- RECORDS FOR THE EXERCISE -
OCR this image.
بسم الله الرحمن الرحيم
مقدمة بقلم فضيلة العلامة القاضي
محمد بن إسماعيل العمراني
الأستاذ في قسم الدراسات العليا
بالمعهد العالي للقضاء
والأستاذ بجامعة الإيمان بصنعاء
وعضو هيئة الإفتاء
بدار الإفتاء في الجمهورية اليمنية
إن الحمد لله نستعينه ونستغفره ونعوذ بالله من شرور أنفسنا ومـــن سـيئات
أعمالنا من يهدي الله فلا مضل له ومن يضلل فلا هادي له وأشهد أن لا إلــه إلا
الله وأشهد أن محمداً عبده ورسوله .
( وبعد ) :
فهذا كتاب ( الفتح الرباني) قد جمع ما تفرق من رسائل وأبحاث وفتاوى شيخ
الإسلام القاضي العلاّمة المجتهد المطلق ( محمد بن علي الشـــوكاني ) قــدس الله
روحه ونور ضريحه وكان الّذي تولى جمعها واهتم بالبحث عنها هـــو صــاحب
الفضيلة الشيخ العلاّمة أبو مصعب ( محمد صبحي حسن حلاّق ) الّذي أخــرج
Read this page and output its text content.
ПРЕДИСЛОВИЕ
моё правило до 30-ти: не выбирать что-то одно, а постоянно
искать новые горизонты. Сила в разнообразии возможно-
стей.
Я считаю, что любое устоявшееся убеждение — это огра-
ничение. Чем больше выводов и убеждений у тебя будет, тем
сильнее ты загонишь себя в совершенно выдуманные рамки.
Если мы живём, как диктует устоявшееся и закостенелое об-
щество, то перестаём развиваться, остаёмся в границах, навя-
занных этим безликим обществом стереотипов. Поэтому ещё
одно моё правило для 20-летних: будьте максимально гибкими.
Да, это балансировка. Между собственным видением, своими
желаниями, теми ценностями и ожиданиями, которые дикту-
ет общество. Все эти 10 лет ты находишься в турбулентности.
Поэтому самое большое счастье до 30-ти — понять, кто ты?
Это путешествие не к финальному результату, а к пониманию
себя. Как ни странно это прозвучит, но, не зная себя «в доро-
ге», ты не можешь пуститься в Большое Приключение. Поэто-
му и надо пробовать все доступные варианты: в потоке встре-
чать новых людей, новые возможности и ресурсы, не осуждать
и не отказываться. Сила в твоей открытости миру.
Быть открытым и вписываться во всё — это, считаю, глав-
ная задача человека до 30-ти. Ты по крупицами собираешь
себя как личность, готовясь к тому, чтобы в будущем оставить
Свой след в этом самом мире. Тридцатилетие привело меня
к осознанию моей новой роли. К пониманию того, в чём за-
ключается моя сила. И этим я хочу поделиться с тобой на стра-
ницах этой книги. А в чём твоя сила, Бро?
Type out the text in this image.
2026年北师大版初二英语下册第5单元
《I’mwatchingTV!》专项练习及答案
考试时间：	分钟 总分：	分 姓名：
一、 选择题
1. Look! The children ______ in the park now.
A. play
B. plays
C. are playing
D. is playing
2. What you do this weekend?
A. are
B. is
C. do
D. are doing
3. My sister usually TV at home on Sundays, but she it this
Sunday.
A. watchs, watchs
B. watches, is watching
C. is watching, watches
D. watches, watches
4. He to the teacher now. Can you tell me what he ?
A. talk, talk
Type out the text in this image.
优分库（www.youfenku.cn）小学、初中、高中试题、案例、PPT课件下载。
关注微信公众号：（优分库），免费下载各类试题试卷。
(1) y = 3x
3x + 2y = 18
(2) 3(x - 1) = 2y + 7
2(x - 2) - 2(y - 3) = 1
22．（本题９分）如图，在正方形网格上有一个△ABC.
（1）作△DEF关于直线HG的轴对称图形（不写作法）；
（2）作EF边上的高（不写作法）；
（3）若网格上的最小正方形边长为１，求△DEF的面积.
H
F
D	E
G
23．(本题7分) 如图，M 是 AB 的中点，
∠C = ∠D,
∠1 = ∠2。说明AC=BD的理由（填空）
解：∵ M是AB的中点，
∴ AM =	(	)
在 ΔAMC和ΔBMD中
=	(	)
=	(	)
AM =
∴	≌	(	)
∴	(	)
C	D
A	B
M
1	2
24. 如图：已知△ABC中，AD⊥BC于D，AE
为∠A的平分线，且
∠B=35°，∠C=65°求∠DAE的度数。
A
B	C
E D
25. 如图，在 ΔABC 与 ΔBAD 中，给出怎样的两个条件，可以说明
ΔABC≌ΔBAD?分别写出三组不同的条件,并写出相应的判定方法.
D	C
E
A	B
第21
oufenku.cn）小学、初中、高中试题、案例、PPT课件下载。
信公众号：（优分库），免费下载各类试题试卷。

- SHORT EXERCISE -
Repeat the whole listing exactly, keeping every line intact.

- SOLUTION TO THIS TASK -
OCR this image.
بسم الله الرحمن الرحيم
مقدمة بقلم فضيلة العلامة القاضي
محمد بن إسماعيل العمراني
الأستاذ في قسم الدراسات العليا
بالمعهد العالي للقضاء
والأستاذ بجامعة الإيمان بصنعاء
وعضو هيئة الإفتاء
بدار الإفتاء في الجمهورية اليمنية
إن الحمد لله نستعينه ونستغفره ونعوذ بالله من شرور أنفسنا ومـــن سـيئات
أعمالنا من يهدي الله فلا مضل له ومن يضلل فلا هادي له وأشهد أن لا إلــه إلا
الله وأشهد أن محمداً عبده ورسوله .
( وبعد ) :
فهذا كتاب ( الفتح الرباني) قد جمع ما تفرق من رسائل وأبحاث وفتاوى شيخ
الإسلام القاضي العلاّمة المجتهد المطلق ( محمد بن علي الشـــوكاني ) قــدس الله
روحه ونور ضريحه وكان الّذي تولى جمعها واهتم بالبحث عنها هـــو صــاحب
الفضيلة الشيخ العلاّمة أبو مصعب ( محمد صبحي حسن حلاّق ) الّذي أخــرج
Read this page and output its text content.
ПРЕДИСЛОВИЕ
моё правило до 30-ти: не выбирать что-то одно, а постоянно
искать новые горизонты. Сила в разнообразии возможно-
стей.
Я считаю, что любое устоявшееся убеждение — это огра-
ничение. Чем больше выводов и убеждений у тебя будет, тем
сильнее ты загонишь себя в совершенно выдуманные рамки.
Если мы живём, как диктует устоявшееся и закостенелое об-
щество, то перестаём развиваться, остаёмся в границах, навя-
занных этим безликим обществом стереотипов. Поэтому ещё
одно моё правило для 20-летних: будьте максимально гибкими.
Да, это балансировка. Между собственным видением, своими
желаниями, теми ценностями и ожиданиями, которые дикту-
ет общество. Все эти 10 лет ты находишься в турбулентности.
Поэтому самое большое счастье до 30-ти — понять, кто ты?
Это путешествие не к финальному результату, а к пониманию
себя. Как ни странно это прозвучит, но, не зная себя «в доро-
ге», ты не можешь пуститься в Большое Приключение. Поэто-
му и надо пробовать все доступные варианты: в потоке встре-
чать новых людей, новые возможности и ресурсы, не осуждать
и не отказываться. Сила в твоей открытости миру.
Быть открытым и вписываться во всё — это, считаю, глав-
ная задача человека до 30-ти. Ты по крупицами собираешь
себя как личность, готовясь к тому, чтобы в будущем оставить
Свой след в этом самом мире. Тридцатилетие привело меня
к осознанию моей новой роли. К пониманию того, в чём за-
ключается моя сила. И этим я хочу поделиться с тобой на стра-
ницах этой книги. А в чём твоя сила, Бро?
Type out the text in this image.
2026年北师大版初二英语下册第5单元
《I’mwatchingTV!》专项练习及答案
考试时间：	分钟 总分：	分 姓名：
一、 选择题
1. Look! The children ______ in the park now.
A. play
B. plays
C. are playing
D. is playing
2. What you do this weekend?
A. are
B. is
C. do
D. are doing
3. My sister usually TV at home on Sundays, but she it this
Sunday.
A. watchs, watchs
B. watches, is watching
C. is watching, watches
D. watches, watches
4. He to the teacher now. Can you tell me what he ?
A. talk, talk
Type out the text in this image.
优分库（www.youfenku.cn）小学、初中、高中试题、案例、PPT课件下载。
关注微信公众号：（优分库），免费下载各类试题试卷。
(1) y = 3x
3x + 2y = 18
(2) 3(x - 1) = 2y + 7
2(x - 2) - 2(y - 3) = 1
22．（本题９分）如图，在正方形网格上有一个△ABC.
（1）作△DEF关于直线HG的轴对称图形（不写作法）；
（2）作EF边上的高（不写作法）；
（3）若网格上的最小正方形边长为１，求△DEF的面积.
H
F
D	E
G
23．(本题7分) 如图，M 是 AB 的中点，
∠C = ∠D,
∠1 = ∠2。说明AC=BD的理由（填空）
解：∵ M是AB的中点，
∴ AM =	(	)
在 ΔAMC和ΔBMD中
=	(	)
=	(	)
AM =
∴	≌	(	)
∴	(	)
C	D
A	B
M
1	2
24. 如图：已知△ABC中，AD⊥BC于D，AE
为∠A的平分线，且
∠B=35°，∠C=65°求∠DAE的度数。
A
B	C
E D
25. 如图，在 ΔABC 与 ΔBAD 中，给出怎样的两个条件，可以说明
ΔABC≌ΔBAD?分别写出三组不同的条件,并写出相应的判定方法.
D	C
E
A	B
第21
oufenku.cn）小学、初中、高中试题、案例、PPT课件下载。
信公众号：（优分库），免费下载各类试题试卷。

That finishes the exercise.